> [Task description]:
Examine each line of the data. Copy those that contain the string "hide".

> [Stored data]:
:::

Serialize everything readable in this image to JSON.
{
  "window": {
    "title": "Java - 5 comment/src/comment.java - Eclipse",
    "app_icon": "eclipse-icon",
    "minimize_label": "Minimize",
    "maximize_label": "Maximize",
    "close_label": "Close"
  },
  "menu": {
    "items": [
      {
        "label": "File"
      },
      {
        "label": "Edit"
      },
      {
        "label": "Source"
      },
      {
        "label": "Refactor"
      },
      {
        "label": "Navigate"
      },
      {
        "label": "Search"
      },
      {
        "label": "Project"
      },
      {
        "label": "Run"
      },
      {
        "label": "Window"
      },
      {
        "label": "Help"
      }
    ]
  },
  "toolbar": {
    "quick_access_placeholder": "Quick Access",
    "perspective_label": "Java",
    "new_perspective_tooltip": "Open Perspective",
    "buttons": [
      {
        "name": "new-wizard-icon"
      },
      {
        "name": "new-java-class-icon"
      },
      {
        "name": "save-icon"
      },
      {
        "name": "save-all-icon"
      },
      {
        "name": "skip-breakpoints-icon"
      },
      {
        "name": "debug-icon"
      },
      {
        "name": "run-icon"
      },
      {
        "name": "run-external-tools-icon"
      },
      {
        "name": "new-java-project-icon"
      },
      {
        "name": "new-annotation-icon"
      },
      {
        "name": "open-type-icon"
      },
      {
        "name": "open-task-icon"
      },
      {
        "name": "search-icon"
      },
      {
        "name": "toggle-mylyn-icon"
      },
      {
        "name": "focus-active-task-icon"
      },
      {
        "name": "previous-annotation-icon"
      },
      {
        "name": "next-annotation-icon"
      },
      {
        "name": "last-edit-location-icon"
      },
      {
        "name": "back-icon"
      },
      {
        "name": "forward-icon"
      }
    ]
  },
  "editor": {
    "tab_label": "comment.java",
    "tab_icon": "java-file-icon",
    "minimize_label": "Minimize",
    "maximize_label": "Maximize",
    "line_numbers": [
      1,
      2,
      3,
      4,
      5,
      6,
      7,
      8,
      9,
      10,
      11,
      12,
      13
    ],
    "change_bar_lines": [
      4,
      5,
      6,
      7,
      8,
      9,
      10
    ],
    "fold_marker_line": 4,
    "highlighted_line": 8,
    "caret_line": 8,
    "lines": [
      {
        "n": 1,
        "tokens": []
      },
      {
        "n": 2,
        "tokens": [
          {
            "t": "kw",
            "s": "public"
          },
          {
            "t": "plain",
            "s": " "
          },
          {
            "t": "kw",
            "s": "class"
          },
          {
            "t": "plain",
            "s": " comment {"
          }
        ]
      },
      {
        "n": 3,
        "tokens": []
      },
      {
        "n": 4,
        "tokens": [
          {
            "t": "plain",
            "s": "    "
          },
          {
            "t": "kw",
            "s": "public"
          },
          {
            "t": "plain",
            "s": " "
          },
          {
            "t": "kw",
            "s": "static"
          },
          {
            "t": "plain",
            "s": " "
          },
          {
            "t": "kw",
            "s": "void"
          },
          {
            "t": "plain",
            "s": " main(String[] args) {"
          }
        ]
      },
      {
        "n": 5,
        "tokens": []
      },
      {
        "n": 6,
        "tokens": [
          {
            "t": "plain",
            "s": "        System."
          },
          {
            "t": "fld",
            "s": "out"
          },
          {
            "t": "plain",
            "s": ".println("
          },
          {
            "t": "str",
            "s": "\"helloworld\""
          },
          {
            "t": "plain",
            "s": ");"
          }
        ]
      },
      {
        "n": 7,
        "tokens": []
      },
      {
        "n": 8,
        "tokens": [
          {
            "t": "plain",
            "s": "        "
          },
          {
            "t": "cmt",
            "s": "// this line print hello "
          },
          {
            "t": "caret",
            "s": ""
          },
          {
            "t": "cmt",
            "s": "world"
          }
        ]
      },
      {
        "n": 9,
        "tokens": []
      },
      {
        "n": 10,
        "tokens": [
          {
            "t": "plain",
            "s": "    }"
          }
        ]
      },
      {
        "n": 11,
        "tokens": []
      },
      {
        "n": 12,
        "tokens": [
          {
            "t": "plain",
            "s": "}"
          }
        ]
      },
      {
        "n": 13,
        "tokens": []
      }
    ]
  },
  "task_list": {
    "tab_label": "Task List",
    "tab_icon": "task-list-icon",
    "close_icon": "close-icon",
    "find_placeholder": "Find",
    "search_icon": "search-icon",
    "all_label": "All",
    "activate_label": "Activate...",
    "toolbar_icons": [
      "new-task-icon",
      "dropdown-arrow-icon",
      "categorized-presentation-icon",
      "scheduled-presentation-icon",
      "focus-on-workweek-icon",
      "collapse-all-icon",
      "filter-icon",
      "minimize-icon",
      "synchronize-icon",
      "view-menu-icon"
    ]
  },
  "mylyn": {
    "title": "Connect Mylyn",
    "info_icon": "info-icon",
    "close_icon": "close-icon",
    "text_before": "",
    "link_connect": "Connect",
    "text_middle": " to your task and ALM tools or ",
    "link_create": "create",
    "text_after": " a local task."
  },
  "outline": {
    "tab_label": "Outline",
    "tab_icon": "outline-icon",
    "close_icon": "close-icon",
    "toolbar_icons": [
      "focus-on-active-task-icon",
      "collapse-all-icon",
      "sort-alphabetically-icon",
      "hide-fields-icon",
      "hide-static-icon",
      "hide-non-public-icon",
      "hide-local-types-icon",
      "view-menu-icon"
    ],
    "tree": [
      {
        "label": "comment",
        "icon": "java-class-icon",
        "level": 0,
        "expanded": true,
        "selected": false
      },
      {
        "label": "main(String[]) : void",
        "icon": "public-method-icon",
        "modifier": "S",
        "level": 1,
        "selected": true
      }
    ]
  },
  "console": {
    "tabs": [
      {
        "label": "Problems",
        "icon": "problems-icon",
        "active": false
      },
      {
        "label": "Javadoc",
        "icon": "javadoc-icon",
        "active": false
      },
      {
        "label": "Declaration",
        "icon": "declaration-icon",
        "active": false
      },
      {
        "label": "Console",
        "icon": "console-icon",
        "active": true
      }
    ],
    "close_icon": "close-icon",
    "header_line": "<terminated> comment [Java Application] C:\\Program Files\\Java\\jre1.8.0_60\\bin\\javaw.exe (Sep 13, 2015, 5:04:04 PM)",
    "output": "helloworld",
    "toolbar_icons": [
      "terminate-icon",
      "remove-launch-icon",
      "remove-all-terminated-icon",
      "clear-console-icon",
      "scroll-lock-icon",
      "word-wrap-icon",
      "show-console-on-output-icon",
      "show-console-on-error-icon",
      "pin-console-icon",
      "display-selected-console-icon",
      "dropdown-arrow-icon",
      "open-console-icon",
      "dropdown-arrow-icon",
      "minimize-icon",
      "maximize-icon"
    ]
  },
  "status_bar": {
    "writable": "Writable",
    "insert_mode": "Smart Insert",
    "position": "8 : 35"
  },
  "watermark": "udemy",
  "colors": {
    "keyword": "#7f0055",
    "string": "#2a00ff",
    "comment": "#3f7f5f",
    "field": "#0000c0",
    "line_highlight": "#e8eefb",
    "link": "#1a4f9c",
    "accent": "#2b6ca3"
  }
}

:::

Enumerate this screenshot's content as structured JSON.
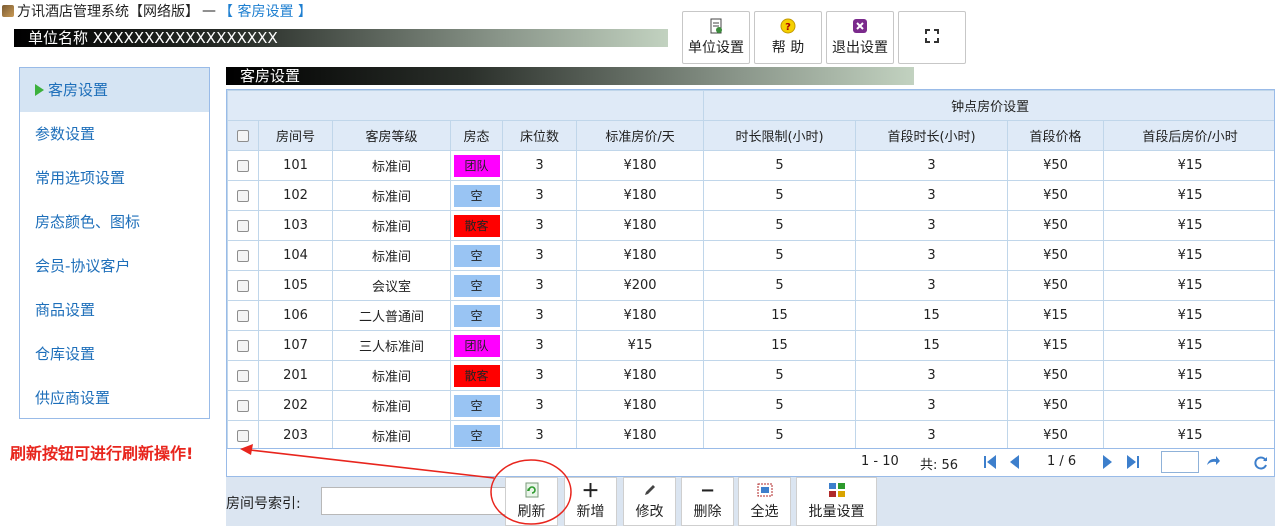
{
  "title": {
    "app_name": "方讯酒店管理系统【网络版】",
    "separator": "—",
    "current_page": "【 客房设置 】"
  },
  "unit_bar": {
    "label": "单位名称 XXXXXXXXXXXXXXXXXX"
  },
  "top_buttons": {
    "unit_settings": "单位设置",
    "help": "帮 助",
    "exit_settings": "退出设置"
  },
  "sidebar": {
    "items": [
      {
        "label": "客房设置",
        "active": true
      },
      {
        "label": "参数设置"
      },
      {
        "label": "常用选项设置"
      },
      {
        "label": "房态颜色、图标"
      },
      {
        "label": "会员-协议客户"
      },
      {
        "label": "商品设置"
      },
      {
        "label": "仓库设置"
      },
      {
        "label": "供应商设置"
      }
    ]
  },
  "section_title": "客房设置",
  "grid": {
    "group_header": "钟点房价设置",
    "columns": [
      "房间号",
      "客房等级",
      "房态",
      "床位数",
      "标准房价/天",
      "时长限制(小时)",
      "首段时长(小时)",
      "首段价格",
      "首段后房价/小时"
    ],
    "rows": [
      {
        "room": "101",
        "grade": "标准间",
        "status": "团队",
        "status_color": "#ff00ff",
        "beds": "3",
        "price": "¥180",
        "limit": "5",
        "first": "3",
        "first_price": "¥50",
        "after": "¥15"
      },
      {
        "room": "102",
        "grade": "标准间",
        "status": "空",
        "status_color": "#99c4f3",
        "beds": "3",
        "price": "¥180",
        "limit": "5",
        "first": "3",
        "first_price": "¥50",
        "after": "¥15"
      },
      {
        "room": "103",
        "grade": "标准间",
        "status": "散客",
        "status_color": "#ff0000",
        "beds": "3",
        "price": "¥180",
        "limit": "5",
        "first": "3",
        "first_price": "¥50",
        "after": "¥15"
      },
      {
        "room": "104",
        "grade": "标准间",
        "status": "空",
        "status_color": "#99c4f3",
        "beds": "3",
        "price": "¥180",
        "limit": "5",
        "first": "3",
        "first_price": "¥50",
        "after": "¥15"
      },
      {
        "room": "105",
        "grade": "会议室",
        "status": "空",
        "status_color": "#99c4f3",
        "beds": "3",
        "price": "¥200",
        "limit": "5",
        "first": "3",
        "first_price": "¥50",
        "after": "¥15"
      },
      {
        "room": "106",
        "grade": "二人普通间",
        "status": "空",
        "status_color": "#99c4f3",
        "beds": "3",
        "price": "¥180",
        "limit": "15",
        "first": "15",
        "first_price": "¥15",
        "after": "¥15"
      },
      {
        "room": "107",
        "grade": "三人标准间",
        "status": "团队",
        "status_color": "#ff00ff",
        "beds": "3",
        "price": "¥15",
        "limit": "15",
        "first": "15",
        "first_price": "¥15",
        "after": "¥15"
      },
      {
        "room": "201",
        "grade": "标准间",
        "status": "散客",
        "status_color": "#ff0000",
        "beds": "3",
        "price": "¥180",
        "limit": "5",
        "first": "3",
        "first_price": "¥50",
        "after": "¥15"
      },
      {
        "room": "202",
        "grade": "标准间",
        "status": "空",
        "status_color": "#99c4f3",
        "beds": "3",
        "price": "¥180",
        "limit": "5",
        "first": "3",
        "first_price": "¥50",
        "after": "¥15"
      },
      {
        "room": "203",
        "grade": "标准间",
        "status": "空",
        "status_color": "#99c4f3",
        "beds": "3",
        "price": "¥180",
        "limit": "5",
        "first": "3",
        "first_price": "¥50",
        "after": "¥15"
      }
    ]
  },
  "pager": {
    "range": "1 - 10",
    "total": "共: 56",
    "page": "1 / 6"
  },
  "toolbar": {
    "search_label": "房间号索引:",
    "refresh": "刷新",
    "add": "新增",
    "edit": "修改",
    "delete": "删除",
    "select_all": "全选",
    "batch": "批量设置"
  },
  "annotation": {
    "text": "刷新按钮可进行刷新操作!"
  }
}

:::

> [Response to the task]:
      "hide-fields-icon",
      "hide-static-icon",
      "hide-non-public-icon",
      "hide-local-types-icon",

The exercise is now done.